▶ [To do]:
Below are the records; reproduce all of them exactly but without any images.

▶ [Supplied records]:
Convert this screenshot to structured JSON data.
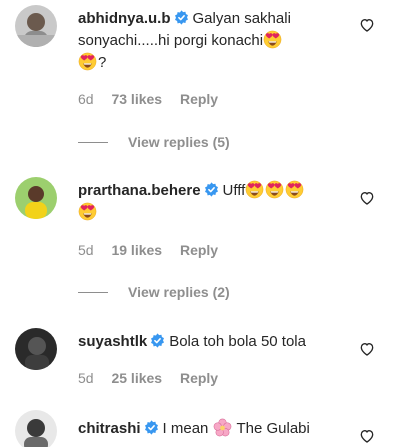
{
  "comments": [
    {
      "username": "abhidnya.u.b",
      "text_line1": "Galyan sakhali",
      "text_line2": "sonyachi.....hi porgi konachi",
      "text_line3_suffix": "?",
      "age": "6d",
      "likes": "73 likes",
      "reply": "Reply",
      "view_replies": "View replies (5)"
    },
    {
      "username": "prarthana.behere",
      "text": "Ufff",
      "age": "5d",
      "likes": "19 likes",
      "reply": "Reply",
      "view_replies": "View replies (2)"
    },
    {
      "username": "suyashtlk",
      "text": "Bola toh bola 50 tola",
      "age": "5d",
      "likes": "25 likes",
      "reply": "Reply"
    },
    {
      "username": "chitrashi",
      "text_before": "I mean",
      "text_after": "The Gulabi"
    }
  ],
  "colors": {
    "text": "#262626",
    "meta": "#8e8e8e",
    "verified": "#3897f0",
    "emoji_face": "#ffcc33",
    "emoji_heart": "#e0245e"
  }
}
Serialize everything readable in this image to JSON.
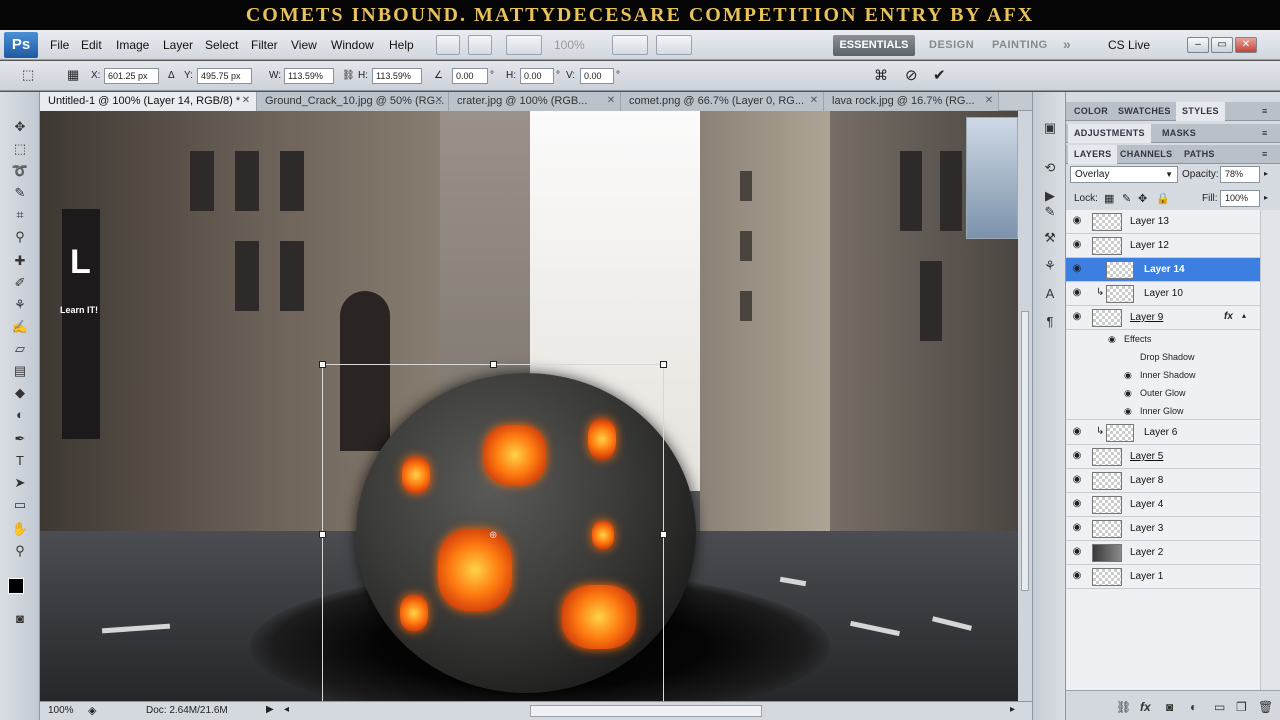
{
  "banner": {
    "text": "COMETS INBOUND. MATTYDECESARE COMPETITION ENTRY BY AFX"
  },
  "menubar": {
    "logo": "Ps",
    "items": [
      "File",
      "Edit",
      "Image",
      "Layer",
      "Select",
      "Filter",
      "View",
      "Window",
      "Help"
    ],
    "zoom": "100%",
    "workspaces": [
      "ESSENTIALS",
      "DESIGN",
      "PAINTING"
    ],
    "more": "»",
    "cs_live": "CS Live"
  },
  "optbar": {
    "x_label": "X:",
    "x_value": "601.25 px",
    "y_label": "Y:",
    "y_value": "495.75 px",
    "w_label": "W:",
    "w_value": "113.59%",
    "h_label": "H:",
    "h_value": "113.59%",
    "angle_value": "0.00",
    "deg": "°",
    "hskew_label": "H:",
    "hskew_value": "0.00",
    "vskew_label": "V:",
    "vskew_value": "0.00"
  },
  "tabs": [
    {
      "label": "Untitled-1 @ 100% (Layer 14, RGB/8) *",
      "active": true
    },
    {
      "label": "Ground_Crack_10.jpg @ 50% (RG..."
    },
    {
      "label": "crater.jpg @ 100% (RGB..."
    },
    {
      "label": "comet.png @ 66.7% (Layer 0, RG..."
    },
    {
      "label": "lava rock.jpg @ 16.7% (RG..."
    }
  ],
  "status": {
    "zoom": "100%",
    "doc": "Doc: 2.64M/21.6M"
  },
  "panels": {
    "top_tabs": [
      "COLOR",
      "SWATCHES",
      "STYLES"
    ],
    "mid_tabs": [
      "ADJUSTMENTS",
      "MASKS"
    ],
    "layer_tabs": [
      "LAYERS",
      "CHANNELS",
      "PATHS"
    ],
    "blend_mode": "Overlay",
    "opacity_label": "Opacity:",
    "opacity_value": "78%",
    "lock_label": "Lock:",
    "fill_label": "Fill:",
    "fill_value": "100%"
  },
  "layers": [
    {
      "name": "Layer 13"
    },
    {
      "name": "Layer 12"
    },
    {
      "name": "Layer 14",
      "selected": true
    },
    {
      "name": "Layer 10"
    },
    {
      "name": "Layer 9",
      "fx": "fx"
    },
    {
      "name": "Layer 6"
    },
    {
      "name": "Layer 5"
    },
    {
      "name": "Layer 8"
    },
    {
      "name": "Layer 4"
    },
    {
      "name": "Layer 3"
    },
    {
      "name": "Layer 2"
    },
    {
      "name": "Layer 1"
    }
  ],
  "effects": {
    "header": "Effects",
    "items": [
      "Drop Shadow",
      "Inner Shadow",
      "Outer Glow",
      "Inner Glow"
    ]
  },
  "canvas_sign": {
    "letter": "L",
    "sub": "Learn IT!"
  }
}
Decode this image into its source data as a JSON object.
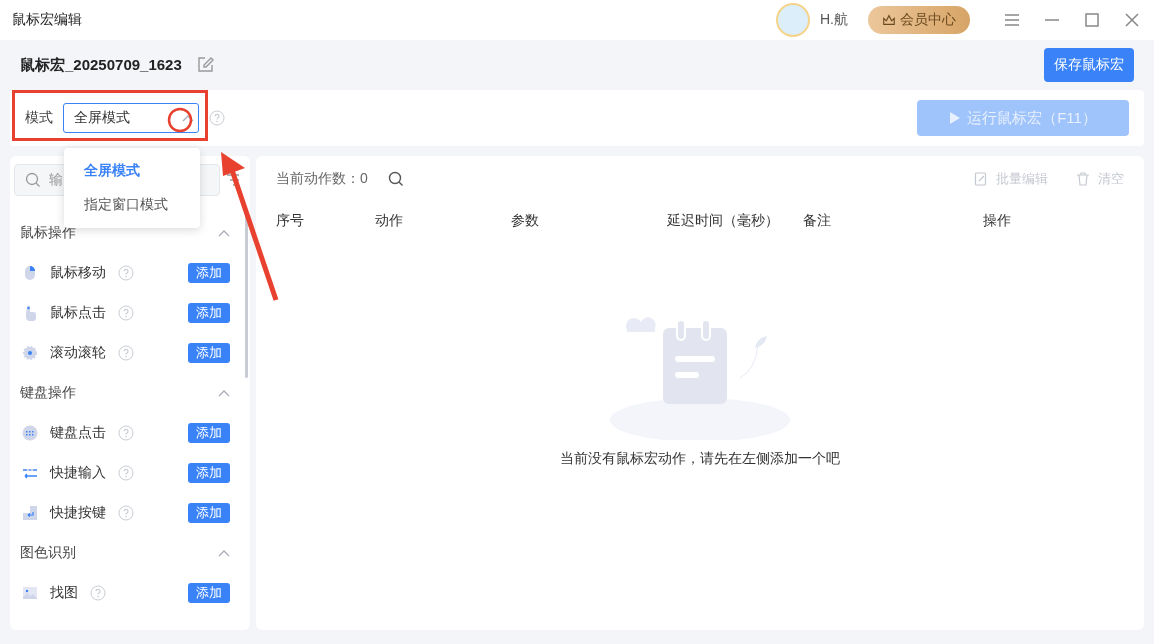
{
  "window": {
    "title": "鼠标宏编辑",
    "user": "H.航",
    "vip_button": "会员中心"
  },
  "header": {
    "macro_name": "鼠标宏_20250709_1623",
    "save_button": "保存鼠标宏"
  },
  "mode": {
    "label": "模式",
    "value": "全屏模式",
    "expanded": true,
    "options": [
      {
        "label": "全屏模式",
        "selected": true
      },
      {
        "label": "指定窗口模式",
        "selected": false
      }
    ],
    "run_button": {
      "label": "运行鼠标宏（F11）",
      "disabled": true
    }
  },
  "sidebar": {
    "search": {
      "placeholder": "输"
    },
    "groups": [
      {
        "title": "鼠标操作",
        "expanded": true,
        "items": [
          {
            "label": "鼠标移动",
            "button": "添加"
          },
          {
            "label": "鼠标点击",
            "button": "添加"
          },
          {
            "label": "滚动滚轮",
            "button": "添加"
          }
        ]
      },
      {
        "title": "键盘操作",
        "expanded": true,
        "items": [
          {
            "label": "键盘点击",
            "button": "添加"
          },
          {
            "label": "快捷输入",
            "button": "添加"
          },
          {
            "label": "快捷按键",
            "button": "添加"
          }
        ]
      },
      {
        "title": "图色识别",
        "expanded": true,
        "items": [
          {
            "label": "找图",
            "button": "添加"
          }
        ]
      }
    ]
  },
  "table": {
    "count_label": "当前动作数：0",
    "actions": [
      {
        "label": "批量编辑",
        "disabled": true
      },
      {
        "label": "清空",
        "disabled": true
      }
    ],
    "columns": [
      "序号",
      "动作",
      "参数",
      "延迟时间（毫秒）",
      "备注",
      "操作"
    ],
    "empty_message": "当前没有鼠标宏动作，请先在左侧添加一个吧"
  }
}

▶ [The output]:
Convert this screenshot to structured JSON data.
{
  "comments": [
    {
      "username": "abhidnya.u.b",
      "text_line1": "Galyan sakhali",
      "text_line2": "sonyachi.....hi porgi konachi",
      "text_line3_suffix": "?",
      "age": "6d",
      "likes": "73 likes",
      "reply": "Reply",
      "view_replies": "View replies (5)"
    },
    {
      "username": "prarthana.behere",
      "text": "Ufff",
      "age": "5d",
      "likes": "19 likes",
      "reply": "Reply",
      "view_replies": "View replies (2)"
    },
    {
      "username": "suyashtlk",
      "text": "Bola toh bola 50 tola",
      "age": "5d",
      "likes": "25 likes",
      "reply": "Reply"
    },
    {
      "username": "chitrashi",
      "text_before": "I mean",
      "text_after": "The Gulabi"
    }
  ],
  "colors": {
    "text": "#262626",
    "meta": "#8e8e8e",
    "verified": "#3897f0",
    "emoji_face": "#ffcc33",
    "emoji_heart": "#e0245e"
  }
}
Serialize everything readable in this image to JSON.
{
  "banner": {
    "text": "COMETS INBOUND. MATTYDECESARE COMPETITION ENTRY BY AFX"
  },
  "menubar": {
    "logo": "Ps",
    "items": [
      "File",
      "Edit",
      "Image",
      "Layer",
      "Select",
      "Filter",
      "View",
      "Window",
      "Help"
    ],
    "zoom": "100%",
    "workspaces": [
      "ESSENTIALS",
      "DESIGN",
      "PAINTING"
    ],
    "more": "»",
    "cs_live": "CS Live"
  },
  "optbar": {
    "x_label": "X:",
    "x_value": "601.25 px",
    "y_label": "Y:",
    "y_value": "495.75 px",
    "w_label": "W:",
    "w_value": "113.59%",
    "h_label": "H:",
    "h_value": "113.59%",
    "angle_value": "0.00",
    "deg": "°",
    "hskew_label": "H:",
    "hskew_value": "0.00",
    "vskew_label": "V:",
    "vskew_value": "0.00"
  },
  "tabs": [
    {
      "label": "Untitled-1 @ 100% (Layer 14, RGB/8) *",
      "active": true
    },
    {
      "label": "Ground_Crack_10.jpg @ 50% (RG..."
    },
    {
      "label": "crater.jpg @ 100% (RGB..."
    },
    {
      "label": "comet.png @ 66.7% (Layer 0, RG..."
    },
    {
      "label": "lava rock.jpg @ 16.7% (RG..."
    }
  ],
  "status": {
    "zoom": "100%",
    "doc": "Doc: 2.64M/21.6M"
  },
  "panels": {
    "top_tabs": [
      "COLOR",
      "SWATCHES",
      "STYLES"
    ],
    "mid_tabs": [
      "ADJUSTMENTS",
      "MASKS"
    ],
    "layer_tabs": [
      "LAYERS",
      "CHANNELS",
      "PATHS"
    ],
    "blend_mode": "Overlay",
    "opacity_label": "Opacity:",
    "opacity_value": "78%",
    "lock_label": "Lock:",
    "fill_label": "Fill:",
    "fill_value": "100%"
  },
  "layers": [
    {
      "name": "Layer 13"
    },
    {
      "name": "Layer 12"
    },
    {
      "name": "Layer 14",
      "selected": true
    },
    {
      "name": "Layer 10"
    },
    {
      "name": "Layer 9",
      "fx": "fx"
    },
    {
      "name": "Layer 6"
    },
    {
      "name": "Layer 5"
    },
    {
      "name": "Layer 8"
    },
    {
      "name": "Layer 4"
    },
    {
      "name": "Layer 3"
    },
    {
      "name": "Layer 2"
    },
    {
      "name": "Layer 1"
    }
  ],
  "effects": {
    "header": "Effects",
    "items": [
      "Drop Shadow",
      "Inner Shadow",
      "Outer Glow",
      "Inner Glow"
    ]
  },
  "canvas_sign": {
    "letter": "L",
    "sub": "Learn IT!"
  }
}
Decode this image into its source data as a JSON object.
{
  "window": {
    "title": "鼠标宏编辑",
    "user": "H.航",
    "vip_button": "会员中心"
  },
  "header": {
    "macro_name": "鼠标宏_20250709_1623",
    "save_button": "保存鼠标宏"
  },
  "mode": {
    "label": "模式",
    "value": "全屏模式",
    "expanded": true,
    "options": [
      {
        "label": "全屏模式",
        "selected": true
      },
      {
        "label": "指定窗口模式",
        "selected": false
      }
    ],
    "run_button": {
      "label": "运行鼠标宏（F11）",
      "disabled": true
    }
  },
  "sidebar": {
    "search": {
      "placeholder": "输"
    },
    "groups": [
      {
        "title": "鼠标操作",
        "expanded": true,
        "items": [
          {
            "label": "鼠标移动",
            "button": "添加"
          },
          {
            "label": "鼠标点击",
            "button": "添加"
          },
          {
            "label": "滚动滚轮",
            "button": "添加"
          }
        ]
      },
      {
        "title": "键盘操作",
        "expanded": true,
        "items": [
          {
            "label": "键盘点击",
            "button": "添加"
          },
          {
            "label": "快捷输入",
            "button": "添加"
          },
          {
            "label": "快捷按键",
            "button": "添加"
          }
        ]
      },
      {
        "title": "图色识别",
        "expanded": true,
        "items": [
          {
            "label": "找图",
            "button": "添加"
          }
        ]
      }
    ]
  },
  "table": {
    "count_label": "当前动作数：0",
    "actions": [
      {
        "label": "批量编辑",
        "disabled": true
      },
      {
        "label": "清空",
        "disabled": true
      }
    ],
    "columns": [
      "序号",
      "动作",
      "参数",
      "延迟时间（毫秒）",
      "备注",
      "操作"
    ],
    "empty_message": "当前没有鼠标宏动作，请先在左侧添加一个吧"
  }
}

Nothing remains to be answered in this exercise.